A block of data:

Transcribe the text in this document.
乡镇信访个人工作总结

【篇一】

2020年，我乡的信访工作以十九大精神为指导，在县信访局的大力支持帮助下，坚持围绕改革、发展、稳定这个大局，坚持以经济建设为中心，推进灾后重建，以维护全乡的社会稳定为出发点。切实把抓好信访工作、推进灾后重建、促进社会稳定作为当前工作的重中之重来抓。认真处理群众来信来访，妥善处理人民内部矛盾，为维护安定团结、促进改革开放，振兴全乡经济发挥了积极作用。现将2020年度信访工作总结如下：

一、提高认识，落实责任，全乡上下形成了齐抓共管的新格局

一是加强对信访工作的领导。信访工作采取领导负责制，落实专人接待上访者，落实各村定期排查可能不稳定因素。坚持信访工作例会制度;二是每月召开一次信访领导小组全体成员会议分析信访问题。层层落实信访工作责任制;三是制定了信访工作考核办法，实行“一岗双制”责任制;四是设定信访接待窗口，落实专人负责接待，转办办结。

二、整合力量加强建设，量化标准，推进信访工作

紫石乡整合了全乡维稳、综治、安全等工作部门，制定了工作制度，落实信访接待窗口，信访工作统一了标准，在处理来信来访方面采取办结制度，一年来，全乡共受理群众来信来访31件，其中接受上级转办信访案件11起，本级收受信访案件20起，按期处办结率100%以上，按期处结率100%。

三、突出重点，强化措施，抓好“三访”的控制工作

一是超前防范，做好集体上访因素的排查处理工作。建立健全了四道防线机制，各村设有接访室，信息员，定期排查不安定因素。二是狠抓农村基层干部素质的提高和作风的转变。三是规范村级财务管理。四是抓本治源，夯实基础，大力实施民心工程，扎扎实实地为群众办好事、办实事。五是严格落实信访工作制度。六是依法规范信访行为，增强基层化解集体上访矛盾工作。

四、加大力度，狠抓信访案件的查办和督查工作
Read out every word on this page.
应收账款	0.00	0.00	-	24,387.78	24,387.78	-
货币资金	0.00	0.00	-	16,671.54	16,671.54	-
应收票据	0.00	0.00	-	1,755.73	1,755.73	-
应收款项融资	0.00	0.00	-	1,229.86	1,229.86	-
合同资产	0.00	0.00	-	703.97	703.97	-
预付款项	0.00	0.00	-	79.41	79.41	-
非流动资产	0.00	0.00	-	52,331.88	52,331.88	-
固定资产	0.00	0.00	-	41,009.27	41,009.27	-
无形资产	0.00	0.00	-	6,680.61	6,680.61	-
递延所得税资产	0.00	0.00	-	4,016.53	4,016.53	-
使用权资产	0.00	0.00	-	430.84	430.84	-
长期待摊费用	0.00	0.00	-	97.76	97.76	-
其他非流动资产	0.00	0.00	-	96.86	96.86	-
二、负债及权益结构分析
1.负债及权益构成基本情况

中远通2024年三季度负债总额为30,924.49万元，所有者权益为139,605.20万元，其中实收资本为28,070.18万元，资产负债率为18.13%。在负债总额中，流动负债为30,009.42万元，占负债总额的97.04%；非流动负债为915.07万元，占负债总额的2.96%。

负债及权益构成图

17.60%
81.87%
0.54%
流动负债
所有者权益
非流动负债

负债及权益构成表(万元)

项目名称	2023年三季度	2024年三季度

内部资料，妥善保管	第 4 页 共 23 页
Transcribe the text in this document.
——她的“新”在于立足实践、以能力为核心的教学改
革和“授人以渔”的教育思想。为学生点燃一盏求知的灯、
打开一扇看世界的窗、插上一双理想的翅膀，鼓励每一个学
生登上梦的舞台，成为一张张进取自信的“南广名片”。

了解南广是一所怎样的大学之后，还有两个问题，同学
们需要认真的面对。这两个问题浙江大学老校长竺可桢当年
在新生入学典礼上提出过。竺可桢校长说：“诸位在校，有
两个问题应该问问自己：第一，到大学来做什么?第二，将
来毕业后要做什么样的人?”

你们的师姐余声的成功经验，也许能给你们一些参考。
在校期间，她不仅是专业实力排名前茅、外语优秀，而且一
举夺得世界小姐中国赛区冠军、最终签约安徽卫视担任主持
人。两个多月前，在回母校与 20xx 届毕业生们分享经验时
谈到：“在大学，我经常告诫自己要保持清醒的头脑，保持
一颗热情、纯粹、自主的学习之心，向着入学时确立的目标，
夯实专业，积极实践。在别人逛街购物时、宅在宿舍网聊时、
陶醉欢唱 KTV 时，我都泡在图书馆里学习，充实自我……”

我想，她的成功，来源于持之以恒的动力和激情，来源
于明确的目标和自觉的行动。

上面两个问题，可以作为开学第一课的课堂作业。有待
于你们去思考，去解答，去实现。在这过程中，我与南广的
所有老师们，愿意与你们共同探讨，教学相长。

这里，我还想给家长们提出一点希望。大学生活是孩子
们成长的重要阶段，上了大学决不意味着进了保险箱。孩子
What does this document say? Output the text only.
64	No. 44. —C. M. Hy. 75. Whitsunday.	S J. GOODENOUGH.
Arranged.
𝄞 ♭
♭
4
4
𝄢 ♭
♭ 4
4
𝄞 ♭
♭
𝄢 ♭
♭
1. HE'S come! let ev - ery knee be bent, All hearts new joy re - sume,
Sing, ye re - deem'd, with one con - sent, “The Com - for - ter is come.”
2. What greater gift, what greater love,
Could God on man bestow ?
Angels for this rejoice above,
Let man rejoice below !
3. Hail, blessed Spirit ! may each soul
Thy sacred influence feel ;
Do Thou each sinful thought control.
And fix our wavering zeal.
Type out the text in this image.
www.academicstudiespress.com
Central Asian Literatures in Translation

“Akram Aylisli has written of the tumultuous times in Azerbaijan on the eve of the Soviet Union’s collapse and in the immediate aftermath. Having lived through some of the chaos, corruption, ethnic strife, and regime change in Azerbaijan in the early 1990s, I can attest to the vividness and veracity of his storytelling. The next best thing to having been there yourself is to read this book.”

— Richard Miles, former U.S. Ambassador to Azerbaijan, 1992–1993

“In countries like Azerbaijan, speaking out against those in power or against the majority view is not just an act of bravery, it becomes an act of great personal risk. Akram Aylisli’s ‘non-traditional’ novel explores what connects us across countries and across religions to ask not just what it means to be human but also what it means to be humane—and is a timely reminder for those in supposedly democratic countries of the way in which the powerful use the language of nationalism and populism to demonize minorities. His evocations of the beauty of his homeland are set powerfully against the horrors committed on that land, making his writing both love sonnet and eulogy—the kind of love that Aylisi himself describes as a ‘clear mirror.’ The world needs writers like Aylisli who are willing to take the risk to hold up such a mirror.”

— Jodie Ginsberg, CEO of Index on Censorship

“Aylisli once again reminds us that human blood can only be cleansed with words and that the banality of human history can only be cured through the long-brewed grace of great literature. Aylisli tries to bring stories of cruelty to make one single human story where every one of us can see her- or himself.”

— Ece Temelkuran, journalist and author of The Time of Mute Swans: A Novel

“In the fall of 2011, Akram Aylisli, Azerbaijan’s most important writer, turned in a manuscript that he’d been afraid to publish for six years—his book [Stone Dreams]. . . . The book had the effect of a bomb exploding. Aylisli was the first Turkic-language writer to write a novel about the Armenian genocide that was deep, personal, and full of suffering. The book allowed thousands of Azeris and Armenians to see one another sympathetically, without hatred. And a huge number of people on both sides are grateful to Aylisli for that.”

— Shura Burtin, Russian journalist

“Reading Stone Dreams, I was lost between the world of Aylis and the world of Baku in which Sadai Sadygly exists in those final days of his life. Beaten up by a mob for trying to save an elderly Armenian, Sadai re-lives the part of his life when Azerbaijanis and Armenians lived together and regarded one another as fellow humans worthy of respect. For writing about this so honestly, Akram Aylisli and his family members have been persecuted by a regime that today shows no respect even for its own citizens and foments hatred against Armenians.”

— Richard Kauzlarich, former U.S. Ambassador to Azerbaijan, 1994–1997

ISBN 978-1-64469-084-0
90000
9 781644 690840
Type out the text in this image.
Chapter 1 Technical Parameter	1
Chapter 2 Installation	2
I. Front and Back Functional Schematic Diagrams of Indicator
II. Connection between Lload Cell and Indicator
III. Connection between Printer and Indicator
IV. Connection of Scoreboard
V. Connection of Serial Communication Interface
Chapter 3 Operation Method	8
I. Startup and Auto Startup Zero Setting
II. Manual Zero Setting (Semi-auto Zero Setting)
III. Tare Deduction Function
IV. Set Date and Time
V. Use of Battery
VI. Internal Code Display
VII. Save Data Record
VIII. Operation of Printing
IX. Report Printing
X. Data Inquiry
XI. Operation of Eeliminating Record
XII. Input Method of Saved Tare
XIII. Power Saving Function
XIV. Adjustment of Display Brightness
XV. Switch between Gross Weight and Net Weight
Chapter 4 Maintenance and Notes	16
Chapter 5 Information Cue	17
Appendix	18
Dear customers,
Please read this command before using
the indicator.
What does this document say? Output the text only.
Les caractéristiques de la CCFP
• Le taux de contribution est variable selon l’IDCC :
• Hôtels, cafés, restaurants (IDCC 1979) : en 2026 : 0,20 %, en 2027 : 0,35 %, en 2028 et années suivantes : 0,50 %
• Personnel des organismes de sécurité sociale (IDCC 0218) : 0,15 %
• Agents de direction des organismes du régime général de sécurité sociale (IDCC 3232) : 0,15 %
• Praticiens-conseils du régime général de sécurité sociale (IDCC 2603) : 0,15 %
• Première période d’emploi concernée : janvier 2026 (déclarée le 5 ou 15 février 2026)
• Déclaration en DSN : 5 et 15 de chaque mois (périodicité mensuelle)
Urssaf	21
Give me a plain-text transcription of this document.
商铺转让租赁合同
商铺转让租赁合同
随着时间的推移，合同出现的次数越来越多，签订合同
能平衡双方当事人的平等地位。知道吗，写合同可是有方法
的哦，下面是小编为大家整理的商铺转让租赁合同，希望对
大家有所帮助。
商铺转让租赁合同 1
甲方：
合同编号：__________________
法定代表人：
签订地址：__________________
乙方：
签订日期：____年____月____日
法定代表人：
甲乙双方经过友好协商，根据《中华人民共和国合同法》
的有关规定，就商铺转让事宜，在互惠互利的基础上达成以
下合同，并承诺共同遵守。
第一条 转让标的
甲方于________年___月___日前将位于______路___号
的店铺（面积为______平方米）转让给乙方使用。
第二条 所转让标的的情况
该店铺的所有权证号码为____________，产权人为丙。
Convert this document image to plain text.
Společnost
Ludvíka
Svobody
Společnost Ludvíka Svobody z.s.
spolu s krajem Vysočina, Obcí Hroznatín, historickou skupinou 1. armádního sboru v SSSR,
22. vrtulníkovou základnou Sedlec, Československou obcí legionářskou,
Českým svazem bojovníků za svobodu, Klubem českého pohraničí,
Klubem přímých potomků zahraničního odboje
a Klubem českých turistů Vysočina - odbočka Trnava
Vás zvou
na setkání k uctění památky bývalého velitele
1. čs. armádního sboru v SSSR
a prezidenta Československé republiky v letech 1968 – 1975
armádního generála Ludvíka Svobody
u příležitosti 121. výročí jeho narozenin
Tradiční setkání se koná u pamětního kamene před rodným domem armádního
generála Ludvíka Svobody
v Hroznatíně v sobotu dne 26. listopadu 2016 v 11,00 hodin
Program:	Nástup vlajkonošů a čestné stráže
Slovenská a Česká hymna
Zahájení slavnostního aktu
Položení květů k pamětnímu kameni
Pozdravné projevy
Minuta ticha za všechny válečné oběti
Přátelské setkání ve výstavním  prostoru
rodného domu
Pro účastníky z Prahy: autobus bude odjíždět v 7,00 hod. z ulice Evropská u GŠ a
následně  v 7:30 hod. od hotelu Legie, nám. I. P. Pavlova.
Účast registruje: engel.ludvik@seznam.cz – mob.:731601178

> _Do this_
Only the number is wanted: count the lines of the records that hold the word "Ludvíka".

> _Task output_
4